* [Extracted text]:
Process chat request in background thread

File:
/tf/active/vicechatdev/vice_ai/app.py
Lines:
274 - 628
Complexity:
moderate

Purpose

Process chat request in background thread

Source Code

def process_chat_request_background(task_id, message, config, user_info):
    """Process chat request in background thread"""
    try:
        logger.info(f"🚀 Starting background task {task_id}")
        logger.info(f"🔧 Received configuration: {config}")
        update_task_progress(task_id, "Configuring chat engine...")
        
        # Configure chat engine based on user selections
        if hasattr(chat_engine, 'flow_control'):
            # Database search (for internal documents)
            chat_engine.flow_control['enable_search'] = config.get('enable_search', True)
            # Web search (for external web content) - map the frontend's enable_search to web search
            chat_engine.flow_control['enable_web_search'] = config.get('enable_search', True)
            logger.info(f"🔍 Search configuration - Database: {chat_engine.flow_control['enable_search']}, Web: {chat_engine.flow_control['enable_web_search']}")
            
            chat_engine.flow_control['enable_memory'] = config.get('enable_memory', True)
            chat_engine.flow_control['enable_extensive_search'] = config.get('enable_extensive_search', False)
            chat_engine.flow_control['extensive_search_chunks'] = config.get('extensive_chunks', 200)

* [Data shown]:

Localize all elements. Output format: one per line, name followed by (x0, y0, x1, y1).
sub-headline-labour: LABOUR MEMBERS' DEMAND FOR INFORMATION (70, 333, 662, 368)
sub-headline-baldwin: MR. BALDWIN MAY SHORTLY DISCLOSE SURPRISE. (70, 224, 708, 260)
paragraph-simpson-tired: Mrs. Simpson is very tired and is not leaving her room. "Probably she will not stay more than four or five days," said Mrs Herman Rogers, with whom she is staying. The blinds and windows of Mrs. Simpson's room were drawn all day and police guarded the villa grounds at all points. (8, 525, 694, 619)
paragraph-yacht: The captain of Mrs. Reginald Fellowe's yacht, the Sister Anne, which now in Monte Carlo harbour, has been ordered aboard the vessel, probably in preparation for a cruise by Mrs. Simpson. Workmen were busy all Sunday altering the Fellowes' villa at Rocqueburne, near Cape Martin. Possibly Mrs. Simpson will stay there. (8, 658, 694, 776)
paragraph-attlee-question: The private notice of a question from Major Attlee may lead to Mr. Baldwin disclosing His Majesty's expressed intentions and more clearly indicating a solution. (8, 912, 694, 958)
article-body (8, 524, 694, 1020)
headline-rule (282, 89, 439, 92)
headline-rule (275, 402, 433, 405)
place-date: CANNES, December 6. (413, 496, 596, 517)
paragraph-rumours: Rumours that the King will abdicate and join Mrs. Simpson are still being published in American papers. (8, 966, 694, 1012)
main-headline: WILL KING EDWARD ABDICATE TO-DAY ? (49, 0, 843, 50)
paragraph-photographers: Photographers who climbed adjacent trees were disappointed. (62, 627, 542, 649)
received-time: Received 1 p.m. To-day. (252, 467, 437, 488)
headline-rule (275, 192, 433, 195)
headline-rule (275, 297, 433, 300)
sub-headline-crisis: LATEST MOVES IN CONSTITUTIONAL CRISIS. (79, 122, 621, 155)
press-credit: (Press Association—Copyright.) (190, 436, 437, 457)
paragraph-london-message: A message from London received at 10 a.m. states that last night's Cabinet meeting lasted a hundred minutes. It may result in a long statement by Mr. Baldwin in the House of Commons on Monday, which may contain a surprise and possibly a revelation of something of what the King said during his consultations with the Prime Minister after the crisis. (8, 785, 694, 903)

* [Task goal]:
Retype the entire text about processing a chat request in a background thread, reproducing every line, symbol and indentation without change.

* [Written solution]:
Process chat request in background thread

File:
/tf/active/vicechatdev/vice_ai/app.py
Lines:
274 - 628
Complexity:
moderate

Purpose

Process chat request in background thread

Source Code

def process_chat_request_background(task_id, message, config, user_info):
    """Process chat request in background thread"""
    try:
        logger.info(f"🚀 Starting background task {task_id}")
        logger.info(f"🔧 Received configuration: {config}")
        update_task_progress(task_id, "Configuring chat engine...")
        
        # Configure chat engine based on user selections
        if hasattr(chat_engine, 'flow_control'):
            # Database search (for internal documents)
            chat_engine.flow_control['enable_search'] = config.get('enable_search', True)
            # Web search (for external web content) - map the frontend's enable_search to web search
            chat_engine.flow_control['enable_web_search'] = config.get('enable_search', True)
            logger.info(f"🔍 Search configuration - Database: {chat_engine.flow_control['enable_search']}, Web: {chat_engine.flow_control['enable_web_search']}")
            
            chat_engine.flow_control['enable_memory'] = config.get('enable_memory', True)
            chat_engine.flow_control['enable_extensive_search'] = config.get('enable_extensive_search', False)
            chat_engine.flow_control['extensive_search_chunks'] = config.get('extensive_chunks', 200)